TO BE DONE –
Tally every line of the listing where the string "сраженіи" is found, and state the total alone.

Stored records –
BEGIN

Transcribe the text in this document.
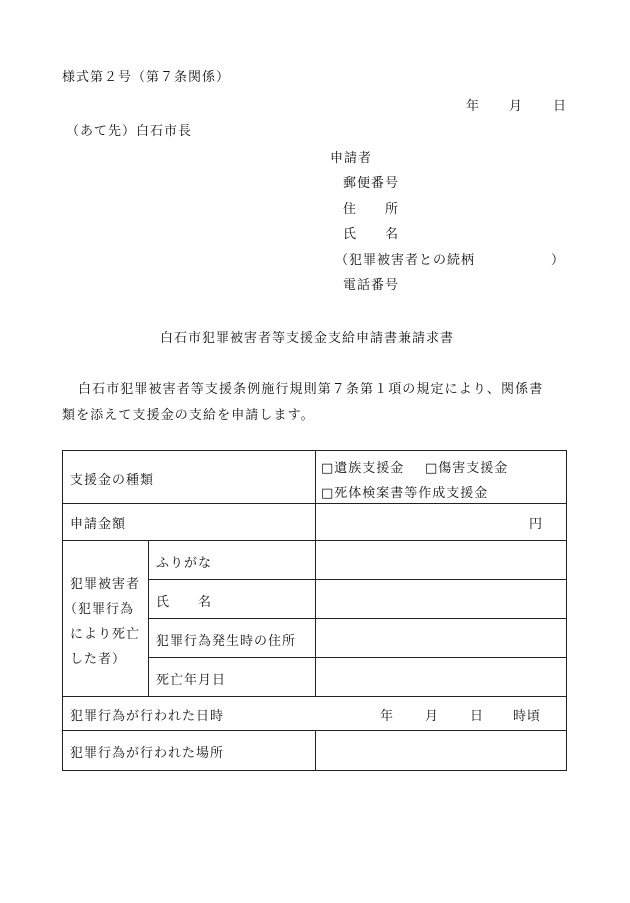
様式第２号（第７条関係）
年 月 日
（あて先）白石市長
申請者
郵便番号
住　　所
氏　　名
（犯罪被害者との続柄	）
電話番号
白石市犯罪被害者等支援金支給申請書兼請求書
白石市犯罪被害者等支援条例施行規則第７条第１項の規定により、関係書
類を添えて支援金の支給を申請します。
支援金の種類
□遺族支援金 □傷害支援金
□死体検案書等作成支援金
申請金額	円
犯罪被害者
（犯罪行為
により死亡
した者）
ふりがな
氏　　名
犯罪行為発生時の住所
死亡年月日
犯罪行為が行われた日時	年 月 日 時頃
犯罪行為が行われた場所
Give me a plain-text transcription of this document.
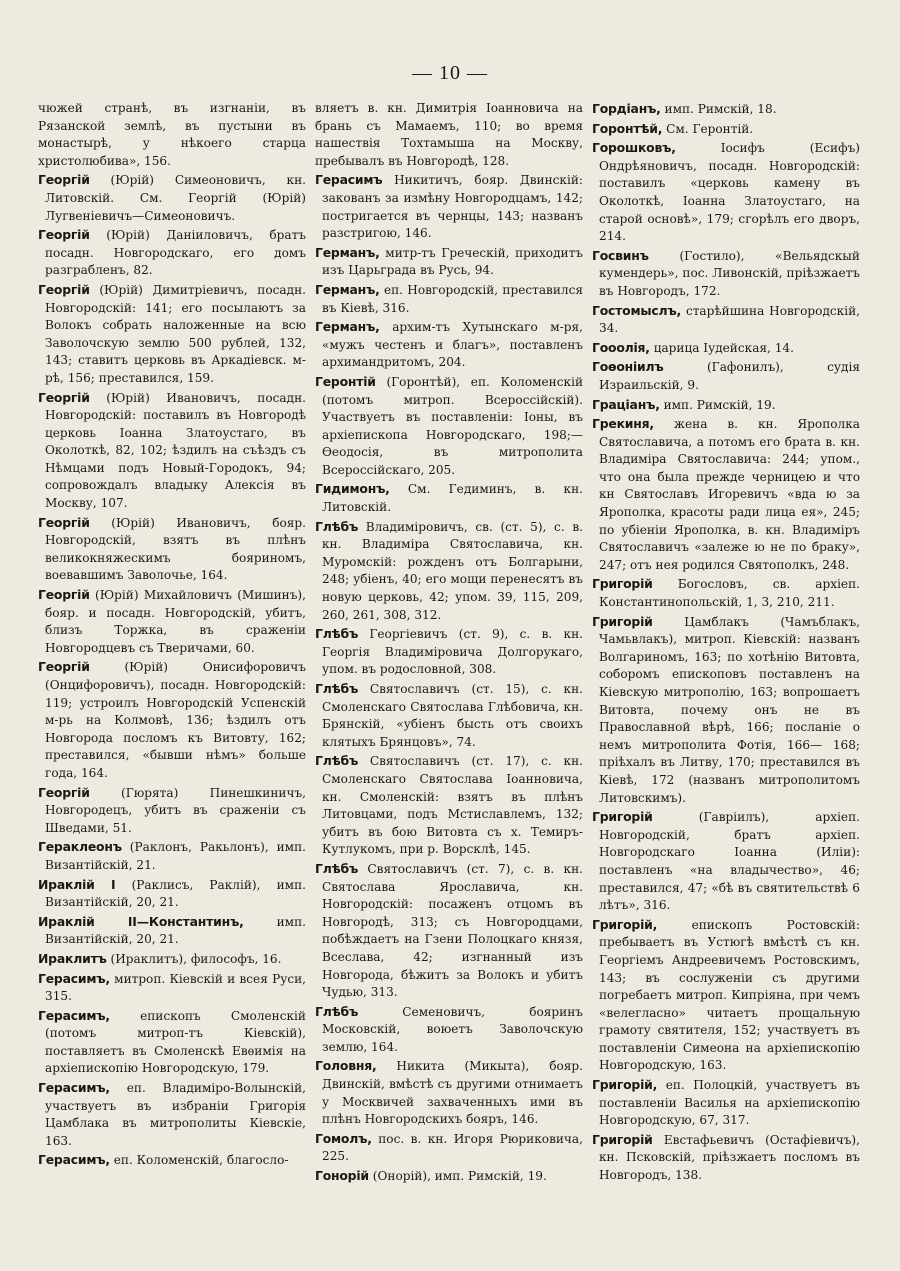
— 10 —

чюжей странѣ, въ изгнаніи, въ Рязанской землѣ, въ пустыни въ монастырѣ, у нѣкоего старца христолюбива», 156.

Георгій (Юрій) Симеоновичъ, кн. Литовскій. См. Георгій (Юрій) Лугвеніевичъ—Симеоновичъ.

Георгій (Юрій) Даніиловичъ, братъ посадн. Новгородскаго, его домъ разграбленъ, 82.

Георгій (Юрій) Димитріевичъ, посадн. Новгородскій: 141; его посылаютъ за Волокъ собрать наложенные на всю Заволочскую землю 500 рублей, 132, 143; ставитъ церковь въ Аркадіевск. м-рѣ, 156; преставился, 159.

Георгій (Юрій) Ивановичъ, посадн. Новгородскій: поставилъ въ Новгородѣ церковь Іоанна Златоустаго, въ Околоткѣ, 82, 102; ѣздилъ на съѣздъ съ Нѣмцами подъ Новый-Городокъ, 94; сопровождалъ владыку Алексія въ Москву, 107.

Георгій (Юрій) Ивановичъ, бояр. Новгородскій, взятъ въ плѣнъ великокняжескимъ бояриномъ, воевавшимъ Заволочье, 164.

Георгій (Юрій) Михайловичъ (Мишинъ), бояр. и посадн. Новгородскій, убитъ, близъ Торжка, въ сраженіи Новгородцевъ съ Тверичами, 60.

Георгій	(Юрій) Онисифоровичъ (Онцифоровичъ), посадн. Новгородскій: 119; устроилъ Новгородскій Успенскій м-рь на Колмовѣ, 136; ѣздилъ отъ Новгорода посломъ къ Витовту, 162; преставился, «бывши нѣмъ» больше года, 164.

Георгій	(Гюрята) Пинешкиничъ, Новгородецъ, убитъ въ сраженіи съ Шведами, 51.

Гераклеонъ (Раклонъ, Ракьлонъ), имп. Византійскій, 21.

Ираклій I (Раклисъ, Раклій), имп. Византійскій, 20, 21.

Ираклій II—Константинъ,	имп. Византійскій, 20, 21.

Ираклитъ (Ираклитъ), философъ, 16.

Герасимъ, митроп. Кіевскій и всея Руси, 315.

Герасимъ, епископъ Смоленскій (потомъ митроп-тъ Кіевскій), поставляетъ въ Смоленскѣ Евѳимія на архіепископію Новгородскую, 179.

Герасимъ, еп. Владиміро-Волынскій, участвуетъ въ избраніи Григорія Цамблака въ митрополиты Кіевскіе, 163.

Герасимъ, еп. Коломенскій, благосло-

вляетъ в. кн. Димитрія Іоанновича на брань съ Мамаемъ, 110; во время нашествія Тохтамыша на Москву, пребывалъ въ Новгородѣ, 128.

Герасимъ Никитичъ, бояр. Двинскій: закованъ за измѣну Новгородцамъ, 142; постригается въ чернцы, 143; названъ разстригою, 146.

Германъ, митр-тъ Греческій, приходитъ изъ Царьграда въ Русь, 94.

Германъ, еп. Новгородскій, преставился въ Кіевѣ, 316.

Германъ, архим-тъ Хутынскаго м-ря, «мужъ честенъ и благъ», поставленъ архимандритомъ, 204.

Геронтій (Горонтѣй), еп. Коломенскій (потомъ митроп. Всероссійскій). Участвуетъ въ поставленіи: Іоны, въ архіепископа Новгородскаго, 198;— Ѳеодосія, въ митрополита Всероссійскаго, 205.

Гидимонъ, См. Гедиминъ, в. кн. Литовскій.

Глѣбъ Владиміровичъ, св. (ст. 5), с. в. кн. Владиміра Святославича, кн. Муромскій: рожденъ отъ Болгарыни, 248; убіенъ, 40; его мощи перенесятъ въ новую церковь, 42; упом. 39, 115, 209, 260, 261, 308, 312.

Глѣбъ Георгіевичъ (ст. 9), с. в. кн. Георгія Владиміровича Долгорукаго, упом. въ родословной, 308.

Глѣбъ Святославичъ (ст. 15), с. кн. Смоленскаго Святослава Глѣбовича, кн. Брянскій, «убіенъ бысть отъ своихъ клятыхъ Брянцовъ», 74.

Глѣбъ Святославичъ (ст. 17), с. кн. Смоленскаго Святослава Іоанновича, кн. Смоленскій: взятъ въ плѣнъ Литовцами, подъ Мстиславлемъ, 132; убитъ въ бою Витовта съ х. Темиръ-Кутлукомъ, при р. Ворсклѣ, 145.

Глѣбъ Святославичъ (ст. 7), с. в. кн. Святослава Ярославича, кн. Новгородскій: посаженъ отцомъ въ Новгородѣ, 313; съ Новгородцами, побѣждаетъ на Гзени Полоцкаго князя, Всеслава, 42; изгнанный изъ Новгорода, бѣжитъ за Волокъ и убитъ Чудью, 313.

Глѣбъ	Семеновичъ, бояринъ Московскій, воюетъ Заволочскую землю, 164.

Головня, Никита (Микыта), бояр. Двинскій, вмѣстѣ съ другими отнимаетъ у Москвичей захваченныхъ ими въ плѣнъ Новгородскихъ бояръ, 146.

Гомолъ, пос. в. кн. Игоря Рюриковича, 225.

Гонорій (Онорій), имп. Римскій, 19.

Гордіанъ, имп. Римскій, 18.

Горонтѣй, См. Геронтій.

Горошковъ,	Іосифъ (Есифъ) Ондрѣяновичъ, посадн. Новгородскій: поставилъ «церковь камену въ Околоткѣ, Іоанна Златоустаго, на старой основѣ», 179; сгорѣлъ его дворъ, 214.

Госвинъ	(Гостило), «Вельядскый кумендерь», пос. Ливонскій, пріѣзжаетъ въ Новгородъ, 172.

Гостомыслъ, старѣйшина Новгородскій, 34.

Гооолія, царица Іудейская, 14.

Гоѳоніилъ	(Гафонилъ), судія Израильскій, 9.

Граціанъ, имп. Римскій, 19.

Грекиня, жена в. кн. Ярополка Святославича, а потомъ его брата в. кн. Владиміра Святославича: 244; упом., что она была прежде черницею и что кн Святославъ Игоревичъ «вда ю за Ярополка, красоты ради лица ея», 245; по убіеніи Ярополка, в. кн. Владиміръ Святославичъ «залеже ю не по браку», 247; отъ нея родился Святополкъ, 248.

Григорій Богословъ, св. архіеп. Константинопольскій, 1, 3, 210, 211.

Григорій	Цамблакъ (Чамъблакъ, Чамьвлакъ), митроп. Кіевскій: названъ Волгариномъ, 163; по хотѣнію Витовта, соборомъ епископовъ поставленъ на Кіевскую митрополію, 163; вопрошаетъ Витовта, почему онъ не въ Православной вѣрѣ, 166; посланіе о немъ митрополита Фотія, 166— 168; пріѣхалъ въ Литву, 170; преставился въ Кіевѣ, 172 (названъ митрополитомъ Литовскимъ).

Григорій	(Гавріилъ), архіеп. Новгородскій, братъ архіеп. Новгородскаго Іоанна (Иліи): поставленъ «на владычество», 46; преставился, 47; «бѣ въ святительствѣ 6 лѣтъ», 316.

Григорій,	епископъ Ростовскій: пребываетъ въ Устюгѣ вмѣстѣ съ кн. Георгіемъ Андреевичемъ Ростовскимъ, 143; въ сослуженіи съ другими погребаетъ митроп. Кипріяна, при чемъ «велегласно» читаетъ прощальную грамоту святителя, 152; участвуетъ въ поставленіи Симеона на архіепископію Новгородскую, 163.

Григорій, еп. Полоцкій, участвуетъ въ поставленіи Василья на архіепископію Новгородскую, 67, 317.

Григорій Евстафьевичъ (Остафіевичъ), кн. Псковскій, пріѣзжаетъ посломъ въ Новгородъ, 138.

END

RESPONSE FOR THIS EXERCISE –
2